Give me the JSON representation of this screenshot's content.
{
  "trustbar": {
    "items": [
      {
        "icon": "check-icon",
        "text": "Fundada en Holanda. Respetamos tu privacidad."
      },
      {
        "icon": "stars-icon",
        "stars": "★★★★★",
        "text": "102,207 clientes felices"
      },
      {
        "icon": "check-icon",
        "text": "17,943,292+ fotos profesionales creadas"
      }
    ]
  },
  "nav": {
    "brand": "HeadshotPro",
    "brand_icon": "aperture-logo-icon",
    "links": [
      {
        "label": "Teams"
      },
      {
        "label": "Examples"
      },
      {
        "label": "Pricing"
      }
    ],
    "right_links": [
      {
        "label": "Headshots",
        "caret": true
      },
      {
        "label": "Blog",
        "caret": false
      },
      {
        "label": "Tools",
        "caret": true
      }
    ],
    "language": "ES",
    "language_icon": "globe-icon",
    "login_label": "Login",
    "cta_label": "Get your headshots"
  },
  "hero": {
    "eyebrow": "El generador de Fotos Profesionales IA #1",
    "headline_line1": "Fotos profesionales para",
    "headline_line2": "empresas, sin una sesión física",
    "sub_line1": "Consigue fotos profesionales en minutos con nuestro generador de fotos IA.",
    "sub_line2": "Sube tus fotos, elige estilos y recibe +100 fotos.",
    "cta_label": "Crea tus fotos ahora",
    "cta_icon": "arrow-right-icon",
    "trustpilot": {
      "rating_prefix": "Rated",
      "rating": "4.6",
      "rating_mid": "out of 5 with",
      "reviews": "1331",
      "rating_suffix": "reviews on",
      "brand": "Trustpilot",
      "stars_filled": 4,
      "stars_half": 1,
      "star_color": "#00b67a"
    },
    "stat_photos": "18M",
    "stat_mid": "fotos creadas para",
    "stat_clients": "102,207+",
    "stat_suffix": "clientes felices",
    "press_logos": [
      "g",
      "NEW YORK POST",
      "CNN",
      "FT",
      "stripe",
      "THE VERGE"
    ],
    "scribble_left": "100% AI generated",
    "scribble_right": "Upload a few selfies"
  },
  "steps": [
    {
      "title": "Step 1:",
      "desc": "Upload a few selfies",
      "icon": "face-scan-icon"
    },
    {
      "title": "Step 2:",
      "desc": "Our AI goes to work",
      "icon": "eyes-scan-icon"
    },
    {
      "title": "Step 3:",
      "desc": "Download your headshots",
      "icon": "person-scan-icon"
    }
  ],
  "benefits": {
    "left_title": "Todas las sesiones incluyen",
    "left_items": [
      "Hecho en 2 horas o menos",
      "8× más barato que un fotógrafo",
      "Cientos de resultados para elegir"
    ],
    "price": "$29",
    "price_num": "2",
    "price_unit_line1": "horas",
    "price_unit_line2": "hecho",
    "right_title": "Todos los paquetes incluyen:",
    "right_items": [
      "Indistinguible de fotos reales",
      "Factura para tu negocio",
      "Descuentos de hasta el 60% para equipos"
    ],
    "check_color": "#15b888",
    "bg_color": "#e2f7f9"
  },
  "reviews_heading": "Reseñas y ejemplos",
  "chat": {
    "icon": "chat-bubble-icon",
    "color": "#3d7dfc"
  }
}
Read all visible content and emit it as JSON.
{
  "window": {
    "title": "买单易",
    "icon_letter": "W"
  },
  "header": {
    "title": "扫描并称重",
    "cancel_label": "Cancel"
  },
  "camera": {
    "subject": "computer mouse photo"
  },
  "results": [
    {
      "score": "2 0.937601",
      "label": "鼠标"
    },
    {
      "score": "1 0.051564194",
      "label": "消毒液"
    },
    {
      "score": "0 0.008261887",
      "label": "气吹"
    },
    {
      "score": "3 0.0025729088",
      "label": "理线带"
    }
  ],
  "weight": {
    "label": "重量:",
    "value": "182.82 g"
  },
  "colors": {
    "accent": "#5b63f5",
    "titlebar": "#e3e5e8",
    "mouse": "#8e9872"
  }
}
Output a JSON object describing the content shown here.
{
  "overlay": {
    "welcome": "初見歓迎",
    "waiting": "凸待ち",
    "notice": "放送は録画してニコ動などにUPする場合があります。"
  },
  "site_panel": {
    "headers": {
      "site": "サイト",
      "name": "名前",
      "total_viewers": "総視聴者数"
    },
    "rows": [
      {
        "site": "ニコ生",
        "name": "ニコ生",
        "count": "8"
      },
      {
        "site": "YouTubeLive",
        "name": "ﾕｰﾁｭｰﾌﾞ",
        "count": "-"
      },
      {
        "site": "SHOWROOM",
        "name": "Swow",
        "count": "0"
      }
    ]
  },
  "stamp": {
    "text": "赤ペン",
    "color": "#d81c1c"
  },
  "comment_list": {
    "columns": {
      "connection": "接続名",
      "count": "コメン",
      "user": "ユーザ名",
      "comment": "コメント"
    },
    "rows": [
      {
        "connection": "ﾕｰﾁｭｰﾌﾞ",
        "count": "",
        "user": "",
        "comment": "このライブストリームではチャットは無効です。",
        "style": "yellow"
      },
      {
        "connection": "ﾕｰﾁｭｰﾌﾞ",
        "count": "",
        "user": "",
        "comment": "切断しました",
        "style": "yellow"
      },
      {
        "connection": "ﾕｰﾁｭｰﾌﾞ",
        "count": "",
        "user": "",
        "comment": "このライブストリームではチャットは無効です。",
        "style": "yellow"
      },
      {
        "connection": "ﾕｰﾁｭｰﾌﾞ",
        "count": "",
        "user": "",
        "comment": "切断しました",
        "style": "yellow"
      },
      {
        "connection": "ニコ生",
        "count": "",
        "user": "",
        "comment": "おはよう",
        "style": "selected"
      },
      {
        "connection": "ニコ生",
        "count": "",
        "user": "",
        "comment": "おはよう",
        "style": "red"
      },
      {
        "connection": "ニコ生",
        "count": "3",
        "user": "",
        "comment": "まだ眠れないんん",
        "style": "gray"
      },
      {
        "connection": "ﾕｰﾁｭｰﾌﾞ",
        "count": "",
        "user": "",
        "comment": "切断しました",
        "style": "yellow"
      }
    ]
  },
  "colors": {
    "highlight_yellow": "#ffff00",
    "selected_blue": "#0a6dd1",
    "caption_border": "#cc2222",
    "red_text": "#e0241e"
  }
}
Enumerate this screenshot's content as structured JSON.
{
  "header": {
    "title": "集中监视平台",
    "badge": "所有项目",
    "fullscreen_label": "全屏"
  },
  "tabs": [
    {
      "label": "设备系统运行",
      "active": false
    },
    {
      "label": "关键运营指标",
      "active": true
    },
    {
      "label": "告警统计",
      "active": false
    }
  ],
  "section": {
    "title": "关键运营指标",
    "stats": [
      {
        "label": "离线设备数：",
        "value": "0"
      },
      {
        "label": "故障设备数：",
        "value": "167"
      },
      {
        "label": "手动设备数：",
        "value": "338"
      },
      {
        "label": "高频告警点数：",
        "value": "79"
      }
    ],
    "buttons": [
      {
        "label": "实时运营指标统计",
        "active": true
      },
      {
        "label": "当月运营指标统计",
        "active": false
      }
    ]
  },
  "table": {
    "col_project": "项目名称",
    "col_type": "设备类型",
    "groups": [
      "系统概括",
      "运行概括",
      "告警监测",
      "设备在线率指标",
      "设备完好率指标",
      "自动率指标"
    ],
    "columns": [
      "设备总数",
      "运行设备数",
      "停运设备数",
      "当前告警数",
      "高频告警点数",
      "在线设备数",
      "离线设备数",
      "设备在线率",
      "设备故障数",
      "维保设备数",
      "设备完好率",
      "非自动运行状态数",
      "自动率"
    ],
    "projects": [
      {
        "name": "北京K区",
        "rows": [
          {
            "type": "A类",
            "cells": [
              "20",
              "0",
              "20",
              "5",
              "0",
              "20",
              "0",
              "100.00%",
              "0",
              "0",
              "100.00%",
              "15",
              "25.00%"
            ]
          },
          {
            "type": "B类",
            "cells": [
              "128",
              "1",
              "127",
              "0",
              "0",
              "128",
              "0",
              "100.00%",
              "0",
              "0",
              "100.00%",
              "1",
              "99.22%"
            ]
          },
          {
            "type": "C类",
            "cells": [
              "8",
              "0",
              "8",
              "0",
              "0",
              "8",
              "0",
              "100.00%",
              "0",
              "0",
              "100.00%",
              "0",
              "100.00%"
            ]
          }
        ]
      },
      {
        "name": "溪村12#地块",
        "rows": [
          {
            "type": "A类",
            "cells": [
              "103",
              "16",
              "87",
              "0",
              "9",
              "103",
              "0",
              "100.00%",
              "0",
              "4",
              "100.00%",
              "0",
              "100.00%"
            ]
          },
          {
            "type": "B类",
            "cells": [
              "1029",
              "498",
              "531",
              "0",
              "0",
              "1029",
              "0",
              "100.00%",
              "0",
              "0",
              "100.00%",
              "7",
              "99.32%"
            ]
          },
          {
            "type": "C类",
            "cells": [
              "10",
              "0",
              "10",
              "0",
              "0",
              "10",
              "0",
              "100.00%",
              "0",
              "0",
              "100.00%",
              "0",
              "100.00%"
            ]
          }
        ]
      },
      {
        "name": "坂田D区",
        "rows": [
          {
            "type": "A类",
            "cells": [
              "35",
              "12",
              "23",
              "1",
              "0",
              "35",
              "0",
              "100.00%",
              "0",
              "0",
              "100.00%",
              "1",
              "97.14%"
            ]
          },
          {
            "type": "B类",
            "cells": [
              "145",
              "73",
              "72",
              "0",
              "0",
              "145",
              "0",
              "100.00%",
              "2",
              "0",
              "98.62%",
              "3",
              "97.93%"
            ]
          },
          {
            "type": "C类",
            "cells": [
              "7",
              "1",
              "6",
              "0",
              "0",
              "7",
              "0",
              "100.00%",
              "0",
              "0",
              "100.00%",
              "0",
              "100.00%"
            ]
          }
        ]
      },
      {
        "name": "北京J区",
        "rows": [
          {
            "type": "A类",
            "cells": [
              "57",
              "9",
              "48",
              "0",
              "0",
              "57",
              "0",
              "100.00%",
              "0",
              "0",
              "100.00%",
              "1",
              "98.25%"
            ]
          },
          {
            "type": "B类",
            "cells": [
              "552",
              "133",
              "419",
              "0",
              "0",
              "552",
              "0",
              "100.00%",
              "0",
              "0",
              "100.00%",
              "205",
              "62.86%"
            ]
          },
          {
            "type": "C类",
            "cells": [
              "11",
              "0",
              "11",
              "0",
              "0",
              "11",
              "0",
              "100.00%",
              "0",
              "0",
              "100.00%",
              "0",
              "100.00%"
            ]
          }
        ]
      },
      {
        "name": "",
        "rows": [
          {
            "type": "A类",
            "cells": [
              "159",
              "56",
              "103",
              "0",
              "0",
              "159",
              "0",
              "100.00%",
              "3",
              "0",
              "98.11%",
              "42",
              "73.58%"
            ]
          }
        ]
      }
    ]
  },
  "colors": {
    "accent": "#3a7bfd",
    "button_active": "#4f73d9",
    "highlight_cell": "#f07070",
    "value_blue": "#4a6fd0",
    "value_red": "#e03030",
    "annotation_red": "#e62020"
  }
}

★ ★ ★ ★ ★ ★ ★

* What is asked
Pick out and copy the lines of the material that include the word "your".

* Finished task
    "cta_label": "Get your headshots"
      "desc": "Download your headshots",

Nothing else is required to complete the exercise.